## [TASK PROMPT]
Pictures in the data below are not part of the copy; transcribe everything else exactly.

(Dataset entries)
******
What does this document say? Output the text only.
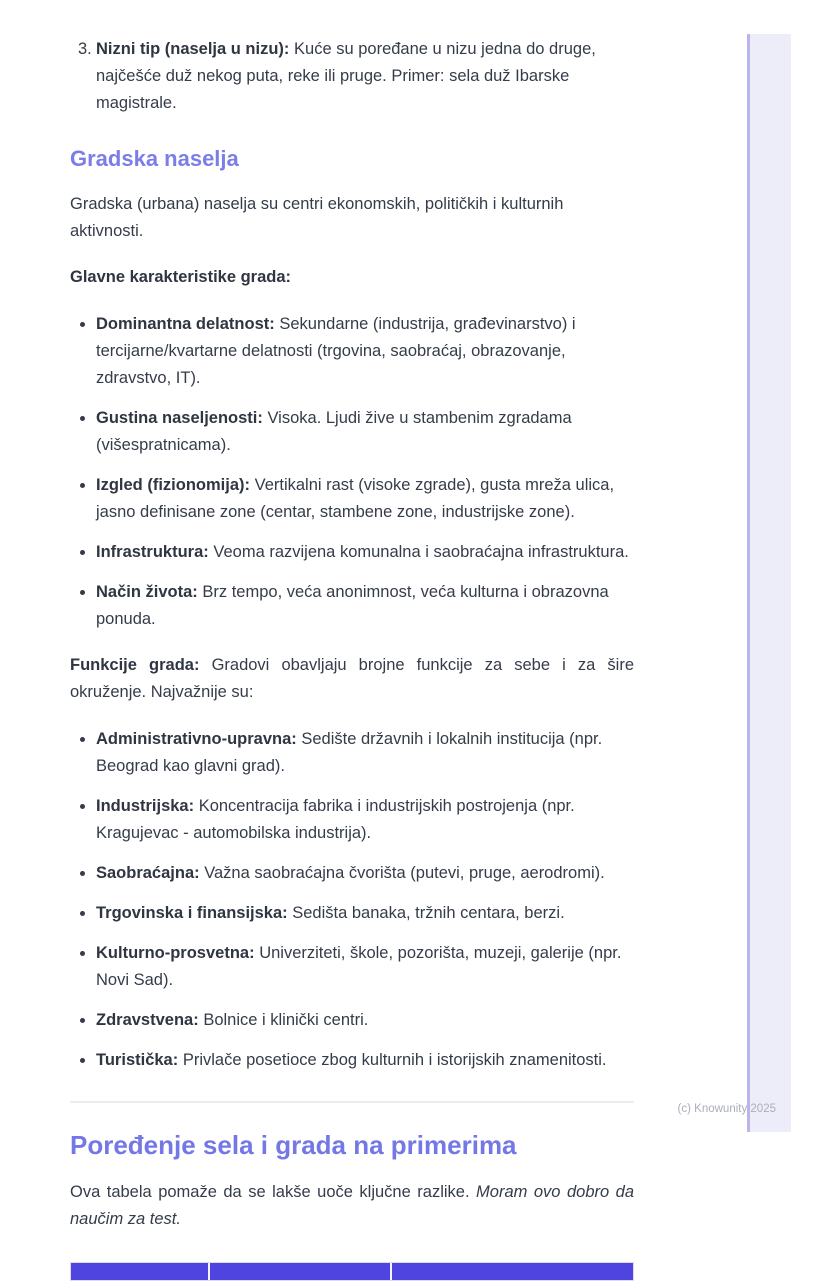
3. Nizni tip (naselja u nizu): Kuće su poređane u nizu jedna do druge, najčešće duž nekog puta, reke ili pruge. Primer: sela duž Ibarske magistrale.
Gradska naselja

Gradska (urbana) naselja su centri ekonomskih, političkih i kulturnih aktivnosti.

Glavne karakteristike grada:

• Dominantna delatnost: Sekundarne (industrija, građevinarstvo) i tercijarne/kvartarne delatnosti (trgovina, saobraćaj, obrazovanje, zdravstvo, IT).
• Gustina naseljenosti: Visoka. Ljudi žive u stambenim zgradama (višespratnicama).
• Izgled (fizionomija): Vertikalni rast (visoke zgrade), gusta mreža ulica, jasno definisane zone (centar, stambene zone, industrijske zone).
• Infrastruktura: Veoma razvijena komunalna i saobraćajna infrastruktura.
• Način života: Brz tempo, veća anonimnost, veća kulturna i obrazovna ponuda.

Funkcije grada: Gradovi obavljaju brojne funkcije za sebe i za šire okruženje. Najvažnije su:

• Administrativno-upravna: Sedište državnih i lokalnih institucija (npr. Beograd kao glavni grad).
• Industrijska: Koncentracija fabrika i industrijskih postrojenja (npr. Kragujevac - automobilska industrija).
• Saobraćajna: Važna saobraćajna čvorišta (putevi, pruge, aerodromi).
• Trgovinska i finansijska: Sedišta banaka, tržnih centara, berzi.
• Kulturno-prosvetna: Univerziteti, škole, pozorišta, muzeji, galerije (npr. Novi Sad).
• Zdravstvena: Bolnice i klinički centri.
• Turistička: Privlače posetioce zbog kulturnih i istorijskih znamenitosti.
Poređenje sela i grada na primerima

Ova tabela pomaže da se lakše uoče ključne razlike. Moram ovo dobro da naučim za test.

(c) Knowunity 2025
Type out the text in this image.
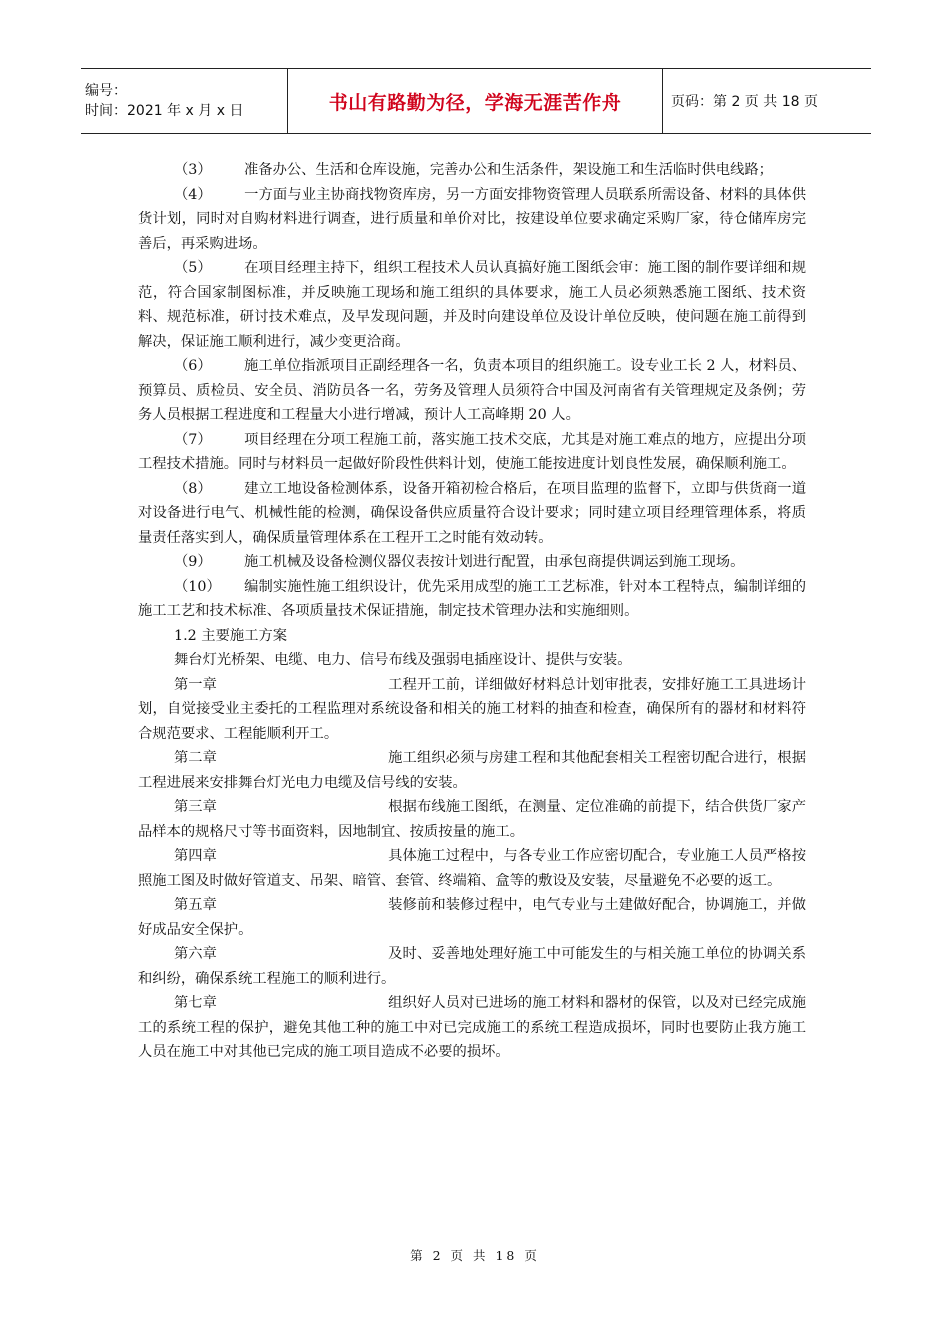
编号：
时间：2021 年 x 月 x 日	书山有路勤为径，学海无涯苦作舟	页码：第 2 页 共 18 页

（3） 准备办公、生活和仓库设施，完善办公和生活条件，架设施工和生活临时供电线路；

（4） 一方面与业主协商找物资库房，另一方面安排物资管理人员联系所需设备、材料的具体供货计划，同时对自购材料进行调查，进行质量和单价对比，按建设单位要求确定采购厂家，待仓储库房完善后，再采购进场。

（5） 在项目经理主持下，组织工程技术人员认真搞好施工图纸会审：施工图的制作要详细和规范，符合国家制图标准，并反映施工现场和施工组织的具体要求，施工人员必须熟悉施工图纸、技术资料、规范标准，研讨技术难点，及早发现问题，并及时向建设单位及设计单位反映，使问题在施工前得到解决，保证施工顺利进行，减少变更洽商。

（6） 施工单位指派项目正副经理各一名，负责本项目的组织施工。设专业工长 2 人，材料员、预算员、质检员、安全员、消防员各一名，劳务及管理人员须符合中国及河南省有关管理规定及条例；劳务人员根据工程进度和工程量大小进行增减，预计人工高峰期 20 人。

（7） 项目经理在分项工程施工前，落实施工技术交底，尤其是对施工难点的地方，应提出分项工程技术措施。同时与材料员一起做好阶段性供料计划，使施工能按进度计划良性发展，确保顺利施工。

（8） 建立工地设备检测体系，设备开箱初检合格后，在项目监理的监督下，立即与供货商一道对设备进行电气、机械性能的检测，确保设备供应质量符合设计要求；同时建立项目经理管理体系，将质量责任落实到人，确保质量管理体系在工程开工之时能有效动转。

（9） 施工机械及设备检测仪器仪表按计划进行配置，由承包商提供调运到施工现场。

（10） 编制实施性施工组织设计，优先采用成型的施工工艺标准，针对本工程特点，编制详细的施工工艺和技术标准、各项质量技术保证措施，制定技术管理办法和实施细则。

1.2 主要施工方案

舞台灯光桥架、电缆、电力、信号布线及强弱电插座设计、提供与安装。

第一章	工程开工前，详细做好材料总计划审批表，安排好施工工具进场计划，自觉接受业主委托的工程监理对系统设备和相关的施工材料的抽查和检查，确保所有的器材和材料符合规范要求、工程能顺利开工。

第二章	施工组织必须与房建工程和其他配套相关工程密切配合进行，根据工程进展来安排舞台灯光电力电缆及信号线的安装。

第三章	根据布线施工图纸，在测量、定位准确的前提下，结合供货厂家产品样本的规格尺寸等书面资料，因地制宜、按质按量的施工。

第四章	具体施工过程中，与各专业工作应密切配合，专业施工人员严格按照施工图及时做好管道支、吊架、暗管、套管、终端箱、盒等的敷设及安装，尽量避免不必要的返工。

第五章	装修前和装修过程中，电气专业与土建做好配合，协调施工，并做好成品安全保护。

第六章	及时、妥善地处理好施工中可能发生的与相关施工单位的协调关系和纠纷，确保系统工程施工的顺利进行。

第七章	组织好人员对已进场的施工材料和器材的保管，以及对已经完成施工的系统工程的保护，避免其他工种的施工中对已完成施工的系统工程造成损坏，同时也要防止我方施工人员在施工中对其他已完成的施工项目造成不必要的损坏。

第 2 页 共 18 页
******
## [EXERCISE RESPONSE]
What does this document say? Output the text only.
3. Nizni tip (naselja u nizu): Kuće su poređane u nizu jedna do druge, najčešće duž nekog puta, reke ili pruge. Primer: sela duž Ibarske magistrale.
Gradska naselja

Gradska (urbana) naselja su centri ekonomskih, političkih i kulturnih aktivnosti.

Glavne karakteristike grada:

• Dominantna delatnost: Sekundarne (industrija, građevinarstvo) i tercijarne/kvartarne delatnosti (trgovina, saobraćaj, obrazovanje, zdravstvo, IT).
• Gustina naseljenosti: Visoka. Ljudi žive u stambenim zgradama (višespratnicama).
• Izgled (fizionomija): Vertikalni rast (visoke zgrade), gusta mreža ulica, jasno definisane zone (centar, stambene zone, industrijske zone).
• Infrastruktura: Veoma razvijena komunalna i saobraćajna infrastruktura.
• Način života: Brz tempo, veća anonimnost, veća kulturna i obrazovna ponuda.

Funkcije grada: Gradovi obavljaju brojne funkcije za sebe i za šire okruženje. Najvažnije su:

• Administrativno-upravna: Sedište državnih i lokalnih institucija (npr. Beograd kao glavni grad).
• Industrijska: Koncentracija fabrika i industrijskih postrojenja (npr. Kragujevac - automobilska industrija).
• Saobraćajna: Važna saobraćajna čvorišta (putevi, pruge, aerodromi).
• Trgovinska i finansijska: Sedišta banaka, tržnih centara, berzi.
• Kulturno-prosvetna: Univerziteti, škole, pozorišta, muzeji, galerije (npr. Novi Sad).
• Zdravstvena: Bolnice i klinički centri.
• Turistička: Privlače posetioce zbog kulturnih i istorijskih znamenitosti.
Poređenje sela i grada na primerima

Ova tabela pomaže da se lakše uoče ključne razlike. Moram ovo dobro da naučim za test.

(c) Knowunity 2025
Type out the text in this image.
编号：
时间：2021 年 x 月 x 日	书山有路勤为径，学海无涯苦作舟	页码：第 2 页 共 18 页

（3） 准备办公、生活和仓库设施，完善办公和生活条件，架设施工和生活临时供电线路；

（4） 一方面与业主协商找物资库房，另一方面安排物资管理人员联系所需设备、材料的具体供货计划，同时对自购材料进行调查，进行质量和单价对比，按建设单位要求确定采购厂家，待仓储库房完善后，再采购进场。

（5） 在项目经理主持下，组织工程技术人员认真搞好施工图纸会审：施工图的制作要详细和规范，符合国家制图标准，并反映施工现场和施工组织的具体要求，施工人员必须熟悉施工图纸、技术资料、规范标准，研讨技术难点，及早发现问题，并及时向建设单位及设计单位反映，使问题在施工前得到解决，保证施工顺利进行，减少变更洽商。

（6） 施工单位指派项目正副经理各一名，负责本项目的组织施工。设专业工长 2 人，材料员、预算员、质检员、安全员、消防员各一名，劳务及管理人员须符合中国及河南省有关管理规定及条例；劳务人员根据工程进度和工程量大小进行增减，预计人工高峰期 20 人。

（7） 项目经理在分项工程施工前，落实施工技术交底，尤其是对施工难点的地方，应提出分项工程技术措施。同时与材料员一起做好阶段性供料计划，使施工能按进度计划良性发展，确保顺利施工。

（8） 建立工地设备检测体系，设备开箱初检合格后，在项目监理的监督下，立即与供货商一道对设备进行电气、机械性能的检测，确保设备供应质量符合设计要求；同时建立项目经理管理体系，将质量责任落实到人，确保质量管理体系在工程开工之时能有效动转。

（9） 施工机械及设备检测仪器仪表按计划进行配置，由承包商提供调运到施工现场。

（10） 编制实施性施工组织设计，优先采用成型的施工工艺标准，针对本工程特点，编制详细的施工工艺和技术标准、各项质量技术保证措施，制定技术管理办法和实施细则。

1.2 主要施工方案

舞台灯光桥架、电缆、电力、信号布线及强弱电插座设计、提供与安装。

第一章	工程开工前，详细做好材料总计划审批表，安排好施工工具进场计划，自觉接受业主委托的工程监理对系统设备和相关的施工材料的抽查和检查，确保所有的器材和材料符合规范要求、工程能顺利开工。

第二章	施工组织必须与房建工程和其他配套相关工程密切配合进行，根据工程进展来安排舞台灯光电力电缆及信号线的安装。

第三章	根据布线施工图纸，在测量、定位准确的前提下，结合供货厂家产品样本的规格尺寸等书面资料，因地制宜、按质按量的施工。

第四章	具体施工过程中，与各专业工作应密切配合，专业施工人员严格按照施工图及时做好管道支、吊架、暗管、套管、终端箱、盒等的敷设及安装，尽量避免不必要的返工。

第五章	装修前和装修过程中，电气专业与土建做好配合，协调施工，并做好成品安全保护。

第六章	及时、妥善地处理好施工中可能发生的与相关施工单位的协调关系和纠纷，确保系统工程施工的顺利进行。

第七章	组织好人员对已进场的施工材料和器材的保管，以及对已经完成施工的系统工程的保护，避免其他工种的施工中对已完成施工的系统工程造成损坏，同时也要防止我方施工人员在施工中对其他已完成的施工项目造成不必要的损坏。

第 2 页 共 18 页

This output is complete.